TASK OBJECTIVE
Retype the material below. Keep every word exactly as it is.

--------

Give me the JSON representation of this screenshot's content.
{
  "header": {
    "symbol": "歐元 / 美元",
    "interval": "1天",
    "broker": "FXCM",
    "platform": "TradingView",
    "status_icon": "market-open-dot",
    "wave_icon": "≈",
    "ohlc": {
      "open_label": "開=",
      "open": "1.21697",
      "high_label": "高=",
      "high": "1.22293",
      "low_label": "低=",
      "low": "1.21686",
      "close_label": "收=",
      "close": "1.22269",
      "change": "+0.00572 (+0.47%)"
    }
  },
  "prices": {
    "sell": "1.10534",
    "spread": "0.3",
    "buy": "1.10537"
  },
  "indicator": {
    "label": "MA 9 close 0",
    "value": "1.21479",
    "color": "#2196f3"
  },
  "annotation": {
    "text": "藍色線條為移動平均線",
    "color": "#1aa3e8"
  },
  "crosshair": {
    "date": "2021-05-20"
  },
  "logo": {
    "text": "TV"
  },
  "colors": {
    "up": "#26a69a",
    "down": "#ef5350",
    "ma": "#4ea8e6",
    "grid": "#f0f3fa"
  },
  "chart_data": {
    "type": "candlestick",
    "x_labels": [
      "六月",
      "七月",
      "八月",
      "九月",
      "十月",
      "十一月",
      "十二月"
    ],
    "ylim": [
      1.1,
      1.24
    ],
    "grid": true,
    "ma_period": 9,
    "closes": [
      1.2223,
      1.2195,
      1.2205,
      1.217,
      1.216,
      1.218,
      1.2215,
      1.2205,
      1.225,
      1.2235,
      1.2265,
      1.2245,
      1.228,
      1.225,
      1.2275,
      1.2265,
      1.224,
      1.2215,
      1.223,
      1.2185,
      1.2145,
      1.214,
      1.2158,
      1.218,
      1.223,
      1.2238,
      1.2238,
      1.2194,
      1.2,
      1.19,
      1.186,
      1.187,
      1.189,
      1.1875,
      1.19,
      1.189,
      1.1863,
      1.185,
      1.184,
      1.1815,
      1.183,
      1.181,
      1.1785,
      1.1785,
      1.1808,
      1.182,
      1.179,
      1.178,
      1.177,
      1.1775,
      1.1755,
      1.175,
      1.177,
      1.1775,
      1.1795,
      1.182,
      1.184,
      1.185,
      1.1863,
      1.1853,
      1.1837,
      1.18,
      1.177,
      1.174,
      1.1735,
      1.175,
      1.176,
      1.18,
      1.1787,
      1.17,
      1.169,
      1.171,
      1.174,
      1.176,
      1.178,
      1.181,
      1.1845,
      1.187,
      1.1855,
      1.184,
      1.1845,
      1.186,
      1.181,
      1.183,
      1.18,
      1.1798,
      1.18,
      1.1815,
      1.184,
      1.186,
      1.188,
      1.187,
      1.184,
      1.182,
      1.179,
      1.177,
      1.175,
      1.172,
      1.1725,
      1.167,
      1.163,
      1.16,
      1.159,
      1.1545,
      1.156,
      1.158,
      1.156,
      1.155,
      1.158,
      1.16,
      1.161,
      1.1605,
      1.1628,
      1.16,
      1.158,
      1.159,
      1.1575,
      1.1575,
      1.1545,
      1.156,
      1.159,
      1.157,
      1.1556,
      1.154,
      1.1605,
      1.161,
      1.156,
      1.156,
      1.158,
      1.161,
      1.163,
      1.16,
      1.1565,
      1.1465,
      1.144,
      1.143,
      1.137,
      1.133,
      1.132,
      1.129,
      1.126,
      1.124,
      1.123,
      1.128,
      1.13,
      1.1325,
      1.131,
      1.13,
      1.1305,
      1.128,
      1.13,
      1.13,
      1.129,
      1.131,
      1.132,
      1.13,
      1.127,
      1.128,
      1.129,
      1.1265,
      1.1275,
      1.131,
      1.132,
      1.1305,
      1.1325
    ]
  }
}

--------

RESULT FOR THIS TASK
Give me the JSON representation of this screenshot's content.
{
  "header": {
    "symbol": "歐元 / 美元",
    "interval": "1天",
    "broker": "FXCM",
    "platform": "TradingView",
    "status_icon": "market-open-dot",
    "wave_icon": "≈",
    "ohlc": {
      "open_label": "開=",
      "open": "1.21697",
      "high_label": "高=",
      "high": "1.22293",
      "low_label": "低=",
      "low": "1.21686",
      "close_label": "收=",
      "close": "1.22269",
      "change": "+0.00572 (+0.47%)"
    }
  },
  "prices": {
    "sell": "1.10534",
    "spread": "0.3",
    "buy": "1.10537"
  },
  "indicator": {
    "label": "MA 9 close 0",
    "value": "1.21479",
    "color": "#2196f3"
  },
  "annotation": {
    "text": "藍色線條為移動平均線",
    "color": "#1aa3e8"
  },
  "crosshair": {
    "date": "2021-05-20"
  },
  "logo": {
    "text": "TV"
  },
  "colors": {
    "up": "#26a69a",
    "down": "#ef5350",
    "ma": "#4ea8e6",
    "grid": "#f0f3fa"
  },
  "chart_data": {
    "type": "candlestick",
    "x_labels": [
      "六月",
      "七月",
      "八月",
      "九月",
      "十月",
      "十一月",
      "十二月"
    ],
    "ylim": [
      1.1,
      1.24
    ],
    "grid": true,
    "ma_period": 9,
    "closes": [
      1.2223,
      1.2195,
      1.2205,
      1.217,
      1.216,
      1.218,
      1.2215,
      1.2205,
      1.225,
      1.2235,
      1.2265,
      1.2245,
      1.228,
      1.225,
      1.2275,
      1.2265,
      1.224,
      1.2215,
      1.223,
      1.2185,
      1.2145,
      1.214,
      1.2158,
      1.218,
      1.223,
      1.2238,
      1.2238,
      1.2194,
      1.2,
      1.19,
      1.186,
      1.187,
      1.189,
      1.1875,
      1.19,
      1.189,
      1.1863,
      1.185,
      1.184,
      1.1815,
      1.183,
      1.181,
      1.1785,
      1.1785,
      1.1808,
      1.182,
      1.179,
      1.178,
      1.177,
      1.1775,
      1.1755,
      1.175,
      1.177,
      1.1775,
      1.1795,
      1.182,
      1.184,
      1.185,
      1.1863,
      1.1853,
      1.1837,
      1.18,
      1.177,
      1.174,
      1.1735,
      1.175,
      1.176,
      1.18,
      1.1787,
      1.17,
      1.169,
      1.171,
      1.174,
      1.176,
      1.178,
      1.181,
      1.1845,
      1.187,
      1.1855,
      1.184,
      1.1845,
      1.186,
      1.181,
      1.183,
      1.18,
      1.1798,
      1.18,
      1.1815,
      1.184,
      1.186,
      1.188,
      1.187,
      1.184,
      1.182,
      1.179,
      1.177,
      1.175,
      1.172,
      1.1725,
      1.167,
      1.163,
      1.16,
      1.159,
      1.1545,
      1.156,
      1.158,
      1.156,
      1.155,
      1.158,
      1.16,
      1.161,
      1.1605,
      1.1628,
      1.16,
      1.158,
      1.159,
      1.1575,
      1.1575,
      1.1545,
      1.156,
      1.159,
      1.157,
      1.1556,
      1.154,
      1.1605,
      1.161,
      1.156,
      1.156,
      1.158,
      1.161,
      1.163,
      1.16,
      1.1565,
      1.1465,
      1.144,
      1.143,
      1.137,
      1.133,
      1.132,
      1.129,
      1.126,
      1.124,
      1.123,
      1.128,
      1.13,
      1.1325,
      1.131,
      1.13,
      1.1305,
      1.128,
      1.13,
      1.13,
      1.129,
      1.131,
      1.132,
      1.13,
      1.127,
      1.128,
      1.129,
      1.1265,
      1.1275,
      1.131,
      1.132,
      1.1305,
      1.1325
    ]
  }
}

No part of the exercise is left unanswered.